Layout annotation records:
--*--

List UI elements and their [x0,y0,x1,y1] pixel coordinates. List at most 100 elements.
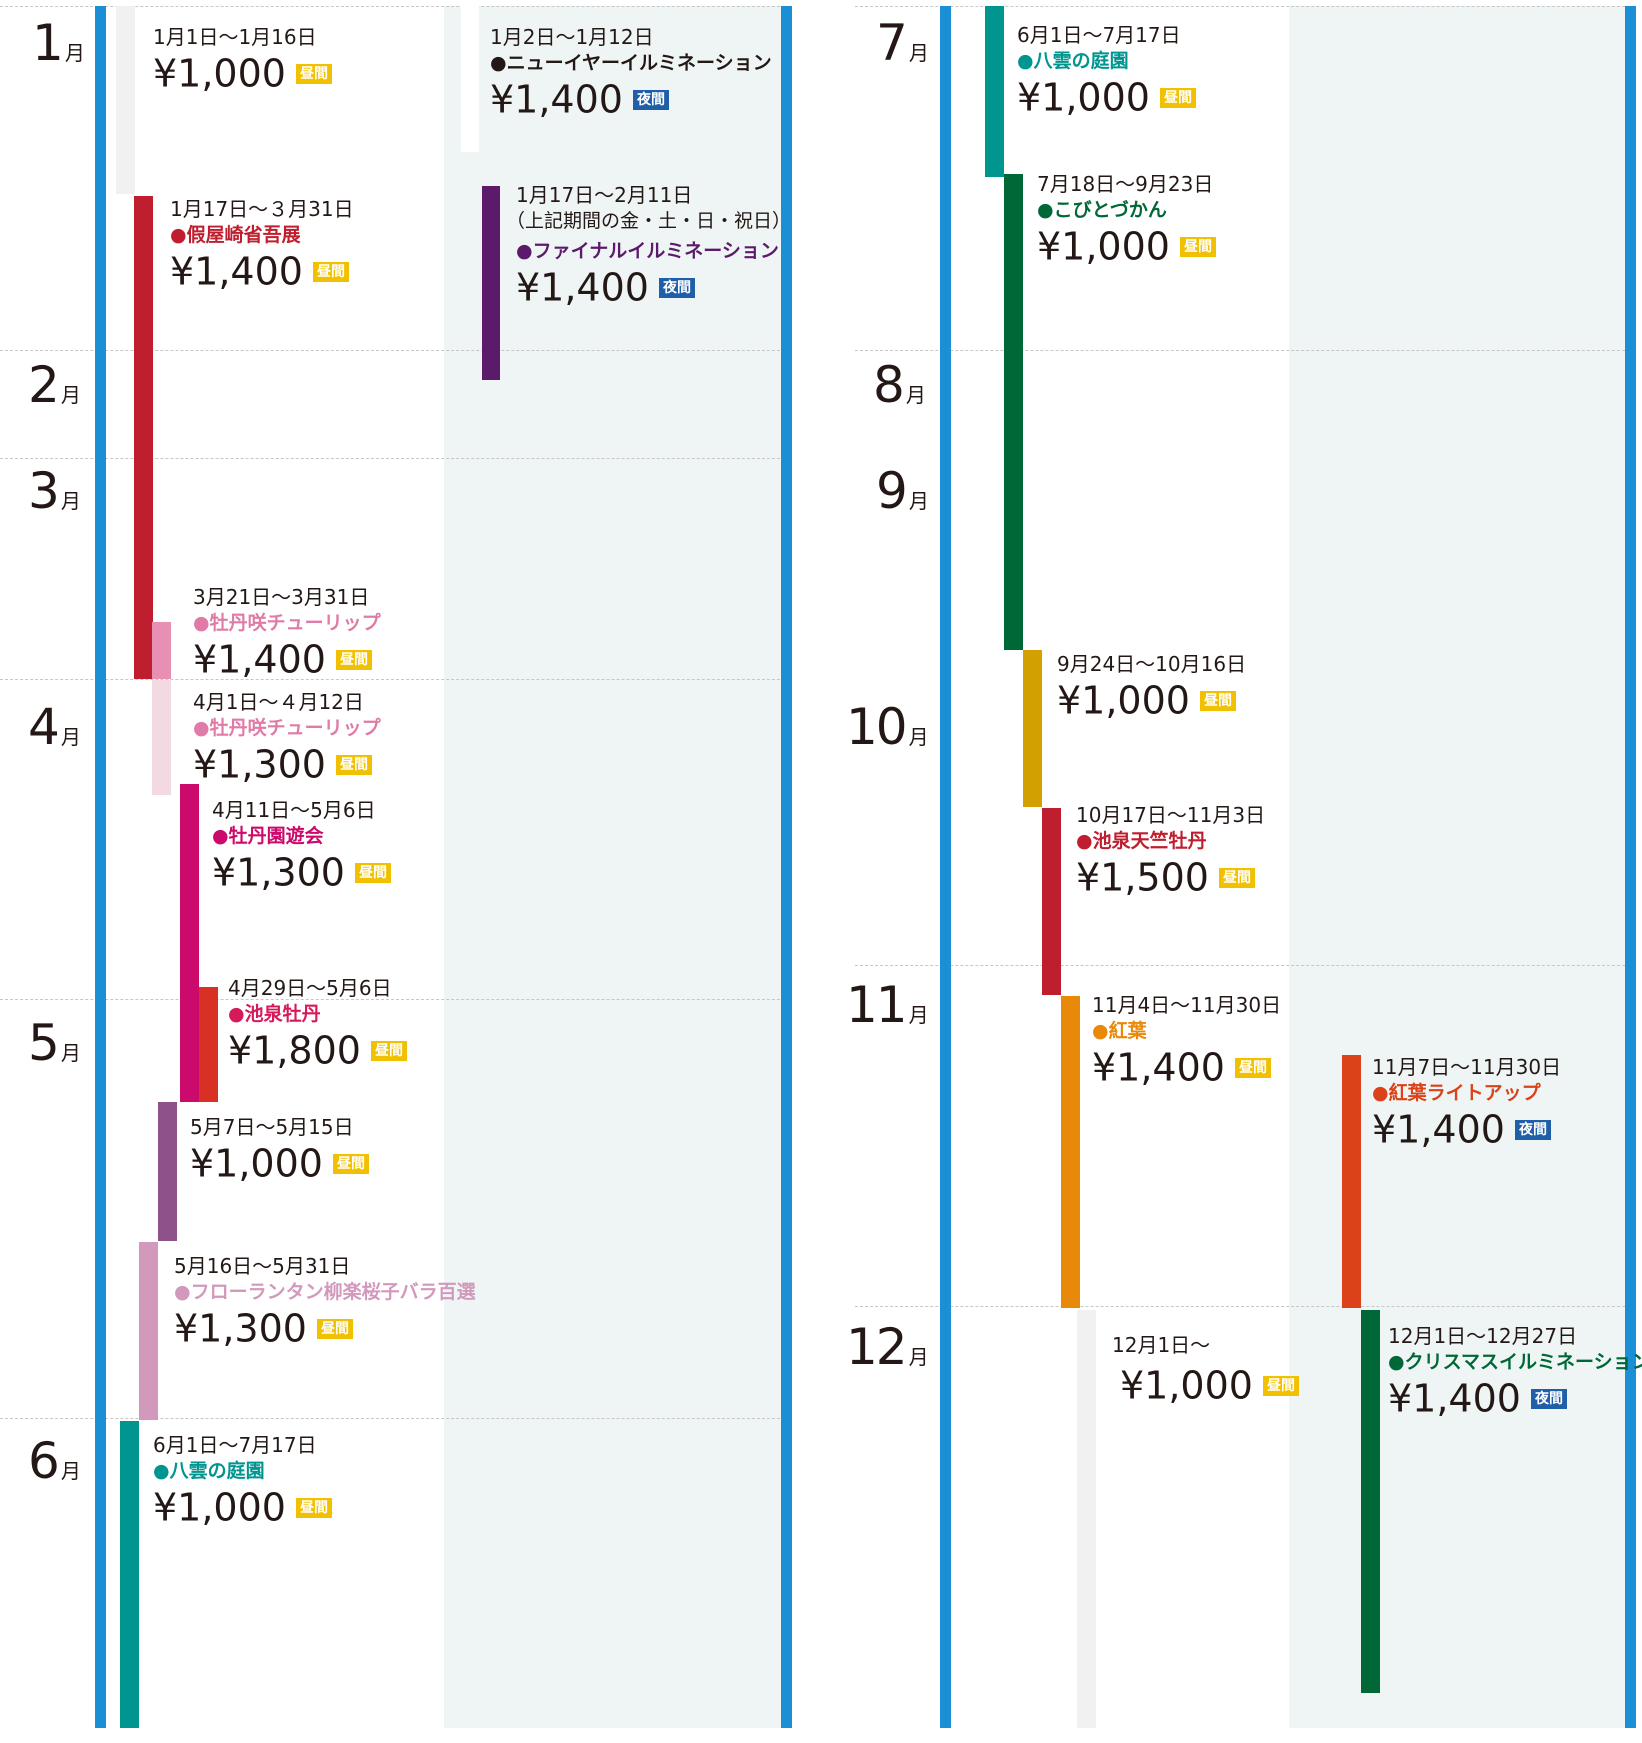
period-bar-15 [1061,996,1080,1308]
period-bar-14 [1042,808,1061,995]
event-date: 12月1日〜 [1112,1333,1211,1357]
event-11: 6月1日〜7月17日 ●八雲の庭園 ¥1,000 昼間 [1017,22,1196,119]
period-bar-10 [120,1421,139,1728]
month-label-12: 12 月 [846,1318,929,1376]
event-name: ●紅葉 [1092,1020,1147,1042]
event-5: 4月1日〜４月12日 ●牡丹咲チューリップ ¥1,300 昼間 [193,689,381,786]
event-name: ●八雲の庭園 [1017,50,1129,72]
event-2: 1月17日〜３月31日 ●假屋崎省吾展 ¥1,400 昼間 [170,196,354,293]
timeline-rail-left-end [781,6,792,1728]
period-bar-1 [461,6,479,152]
day-badge: 昼間 [1199,690,1236,711]
event-date: 4月11日〜5月6日 [212,798,376,822]
event-price: ¥1,400 [1092,1045,1225,1090]
event-name: ●こびとづかん [1037,199,1167,221]
event-10: 6月1日〜7月17日 ●八雲の庭園 ¥1,000 昼間 [153,1432,332,1529]
event-price: ¥1,500 [1076,855,1209,900]
event-date: 1月1日〜1月16日 [153,25,317,49]
period-bar-9 [139,1242,158,1420]
day-badge: 昼間 [1218,867,1255,888]
event-price: ¥1,400 [516,265,649,310]
event-0: 1月1日〜1月16日 ¥1,000 昼間 [153,24,332,95]
event-date: 5月16日〜5月31日 [174,1254,351,1278]
event-name: ●牡丹園遊会 [212,825,324,847]
separator-jun [0,1418,785,1419]
event-name: ●クリスマスイルミネーション [1388,1351,1642,1373]
period-bar-7 [199,987,218,1102]
day-badge: 昼間 [1234,1057,1271,1078]
event-1: 1月2日〜1月12日 ●ニューイヤーイルミネーション ¥1,400 夜間 [490,24,772,121]
day-badge: 昼間 [332,1153,369,1174]
event-date: 1月2日〜1月12日 [490,25,654,49]
month-label-10: 10 月 [846,698,929,756]
event-date: 9月24日〜10月16日 [1057,652,1247,676]
day-badge: 昼間 [354,862,391,883]
event-price: ¥1,400 [170,249,303,294]
event-name: ●ニューイヤーイルミネーション [490,52,772,74]
event-date: 4月29日〜5月6日 [228,976,392,1000]
event-price: ¥1,400 [490,77,623,122]
day-badge: 昼間 [1179,236,1216,257]
event-13: 9月24日〜10月16日 ¥1,000 昼間 [1057,651,1246,722]
separator-jul [855,6,1625,7]
separator-mar [0,458,785,459]
event-date: 10月17日〜11月3日 [1076,803,1266,827]
event-name: ●八雲の庭園 [153,1460,265,1482]
timeline-rail-right-end [1625,6,1636,1728]
event-date: 7月18日〜9月23日 [1037,172,1214,196]
event-price: ¥1,400 [193,637,326,682]
period-bar-5 [152,680,171,795]
event-price: ¥1,300 [193,742,326,787]
day-badge: 昼間 [1262,1375,1299,1396]
night-background-right [1289,6,1625,1728]
event-date: 6月1日〜7月17日 [153,1433,317,1457]
night-badge: 夜間 [1530,1388,1567,1409]
night-badge: 夜間 [1514,1119,1551,1140]
separator-aug [855,350,1625,351]
period-bar-11 [985,6,1004,177]
night-badge: 夜間 [658,277,695,298]
event-name: ●牡丹咲チューリップ [193,612,381,634]
separator-apr [0,679,785,680]
event-9: 5月16日〜5月31日 ●フローランタン柳楽桜子バラ百選 ¥1,300 昼間 [174,1253,476,1350]
event-price: ¥1,000 [1037,224,1170,269]
event-3: 1月17日〜2月11日 （上記期間の金・土・日・祝日） ●ファイナルイルミネーシ… [506,182,791,310]
event-date: 11月7日〜11月30日 [1372,1055,1562,1079]
event-14: 10月17日〜11月3日 ●池泉天竺牡丹 ¥1,500 昼間 [1076,802,1265,899]
period-bar-2 [134,196,153,679]
event-price: ¥1,000 [153,51,286,96]
timeline-rail-right-start [940,6,951,1728]
period-bar-4 [152,622,171,679]
event-date: 1月17日〜2月11日 [516,183,693,207]
separator-nov [855,965,1625,966]
event-date: 12月1日〜12月27日 [1388,1324,1578,1348]
event-12: 7月18日〜9月23日 ●こびとづかん ¥1,000 昼間 [1037,171,1216,268]
day-badge: 昼間 [316,1318,353,1339]
event-18: 12月1日〜12月27日 ●クリスマスイルミネーション ¥1,400 夜間 [1388,1323,1642,1420]
event-price: ¥1,000 [153,1485,286,1530]
event-price: ¥1,300 [212,850,345,895]
night-background-left [444,6,786,1728]
event-4: 3月21日〜3月31日 ●牡丹咲チューリップ ¥1,400 昼間 [193,584,381,681]
event-date: 1月17日〜３月31日 [170,197,354,221]
event-price: ¥1,300 [174,1306,307,1351]
day-badge: 昼間 [295,1497,332,1518]
event-date: 11月4日〜11月30日 [1092,993,1282,1017]
event-price: ¥1,400 [1372,1107,1505,1152]
event-price: ¥1,000 [1017,75,1150,120]
month-label-11: 11 月 [846,976,929,1034]
event-price: ¥1,000 [1057,678,1190,723]
period-bar-8 [158,1102,177,1241]
event-name: ●池泉天竺牡丹 [1076,830,1207,852]
period-bar-17 [1077,1310,1096,1728]
event-price: ¥1,400 [1388,1376,1521,1421]
event-price: ¥1,000 [190,1141,323,1186]
day-badge: 昼間 [335,649,372,670]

--*--

**STATED PROBLEM:**
Format every line of the listing above as a numbered list, leaving out blank lines and the pictures.

**SOLVED EXERCISE:**
1. List UI elements and their [x0,y0,x1,y1] pixel coordinates. List at most 100 elements.
2. period-bar-15 [1061,996,1080,1308]
3. period-bar-14 [1042,808,1061,995]
4. event-date: 12月1日〜 [1112,1333,1211,1357]
5. event-11: 6月1日〜7月17日 ●八雲の庭園 ¥1,000 昼間 [1017,22,1196,119]
6. period-bar-10 [120,1421,139,1728]
7. month-label-12: 12 月 [846,1318,929,1376]
8. event-name: ●紅葉 [1092,1020,1147,1042]
9. event-5: 4月1日〜４月12日 ●牡丹咲チューリップ ¥1,300 昼間 [193,689,381,786]
10. event-name: ●八雲の庭園 [1017,50,1129,72]
11. event-2: 1月17日〜３月31日 ●假屋崎省吾展 ¥1,400 昼間 [170,196,354,293]
12. timeline-rail-left-end [781,6,792,1728]
13. period-bar-1 [461,6,479,152]
14. day-badge: 昼間 [1199,690,1236,711]
15. event-date: 4月11日〜5月6日 [212,798,376,822]
16. event-price: ¥1,400 [1092,1045,1225,1090]
17. event-name: ●こびとづかん [1037,199,1167,221]
18. event-10: 6月1日〜7月17日 ●八雲の庭園 ¥1,000 昼間 [153,1432,332,1529]
19. event-price: ¥1,500 [1076,855,1209,900]
20. event-date: 1月1日〜1月16日 [153,25,317,49]
21. period-bar-9 [139,1242,158,1420]
22. day-badge: 昼間 [1218,867,1255,888]
23. event-price: ¥1,400 [516,265,649,310]
24. event-0: 1月1日〜1月16日 ¥1,000 昼間 [153,24,332,95]
25. event-date: 5月16日〜5月31日 [174,1254,351,1278]
26. event-name: ●牡丹園遊会 [212,825,324,847]
27. separator-jun [0,1418,785,1419]
28. event-name: ●クリスマスイルミネーション [1388,1351,1642,1373]
29. period-bar-7 [199,987,218,1102]
30. day-badge: 昼間 [1234,1057,1271,1078]
31. event-1: 1月2日〜1月12日 ●ニューイヤーイルミネーション ¥1,400 夜間 [490,24,772,121]
32. day-badge: 昼間 [332,1153,369,1174]
33. event-date: 1月2日〜1月12日 [490,25,654,49]
34. month-label-10: 10 月 [846,698,929,756]
35. event-date: 9月24日〜10月16日 [1057,652,1247,676]
36. day-badge: 昼間 [354,862,391,883]
37. event-price: ¥1,400 [170,249,303,294]
38. event-name: ●ニューイヤーイルミネーション [490,52,772,74]
39. event-date: 4月29日〜5月6日 [228,976,392,1000]
40. event-price: ¥1,400 [490,77,623,122]
41. day-badge: 昼間 [1179,236,1216,257]
42. event-13: 9月24日〜10月16日 ¥1,000 昼間 [1057,651,1246,722]
43. separator-jul [855,6,1625,7]
44. separator-mar [0,458,785,459]
45. event-date: 10月17日〜11月3日 [1076,803,1266,827]
46. event-name: ●八雲の庭園 [153,1460,265,1482]
47. timeline-rail-right-end [1625,6,1636,1728]
48. event-date: 7月18日〜9月23日 [1037,172,1214,196]
49. event-price: ¥1,400 [193,637,326,682]
50. period-bar-5 [152,680,171,795]
51. event-price: ¥1,300 [193,742,326,787]
52. day-badge: 昼間 [1262,1375,1299,1396]
53. night-background-right [1289,6,1625,1728]
54. event-date: 6月1日〜7月17日 [153,1433,317,1457]
55. night-badge: 夜間 [1530,1388,1567,1409]
56. night-badge: 夜間 [1514,1119,1551,1140]
57. separator-aug [855,350,1625,351]
58. period-bar-11 [985,6,1004,177]
59. night-badge: 夜間 [658,277,695,298]
60. event-name: ●牡丹咲チューリップ [193,612,381,634]
61. separator-apr [0,679,785,680]
62. event-9: 5月16日〜5月31日 ●フローランタン柳楽桜子バラ百選 ¥1,300 昼間 [174,1253,476,1350]
63. event-price: ¥1,000 [1037,224,1170,269]
64. event-3: 1月17日〜2月11日 （上記期間の金・土・日・祝日） ●ファイナルイルミネーシ… [506,182,791,310]
65. event-date: 11月7日〜11月30日 [1372,1055,1562,1079]
66. event-14: 10月17日〜11月3日 ●池泉天竺牡丹 ¥1,500 昼間 [1076,802,1265,899]
67. period-bar-2 [134,196,153,679]
68. event-price: ¥1,000 [153,51,286,96]
69. timeline-rail-right-start [940,6,951,1728]
70. period-bar-4 [152,622,171,679]
71. event-date: 1月17日〜2月11日 [516,183,693,207]
72. separator-nov [855,965,1625,966]
73. event-date: 12月1日〜12月27日 [1388,1324,1578,1348]
74. event-12: 7月18日〜9月23日 ●こびとづかん ¥1,000 昼間 [1037,171,1216,268]
75. day-badge: 昼間 [316,1318,353,1339]
76. event-18: 12月1日〜12月27日 ●クリスマスイルミネーション ¥1,400 夜間 [1388,1323,1642,1420]
77. event-price: ¥1,000 [153,1485,286,1530]
78. event-price: ¥1,300 [212,850,345,895]
79. night-background-left [444,6,786,1728]
80. event-4: 3月21日〜3月31日 ●牡丹咲チューリップ ¥1,400 昼間 [193,584,381,681]
81. event-date: 1月17日〜３月31日 [170,197,354,221]
82. event-price: ¥1,300 [174,1306,307,1351]
83. day-badge: 昼間 [295,1497,332,1518]
84. event-date: 11月4日〜11月30日 [1092,993,1282,1017]
85. event-price: ¥1,400 [1372,1107,1505,1152]
86. event-price: ¥1,000 [1017,75,1150,120]
87. month-label-11: 11 月 [846,976,929,1034]
88. event-price: ¥1,000 [1057,678,1190,723]
89. period-bar-8 [158,1102,177,1241]
90. event-name: ●池泉天竺牡丹 [1076,830,1207,852]
91. period-bar-17 [1077,1310,1096,1728]
92. event-price: ¥1,400 [1388,1376,1521,1421]
93. event-price: ¥1,000 [190,1141,323,1186]
94. day-badge: 昼間 [335,649,372,670]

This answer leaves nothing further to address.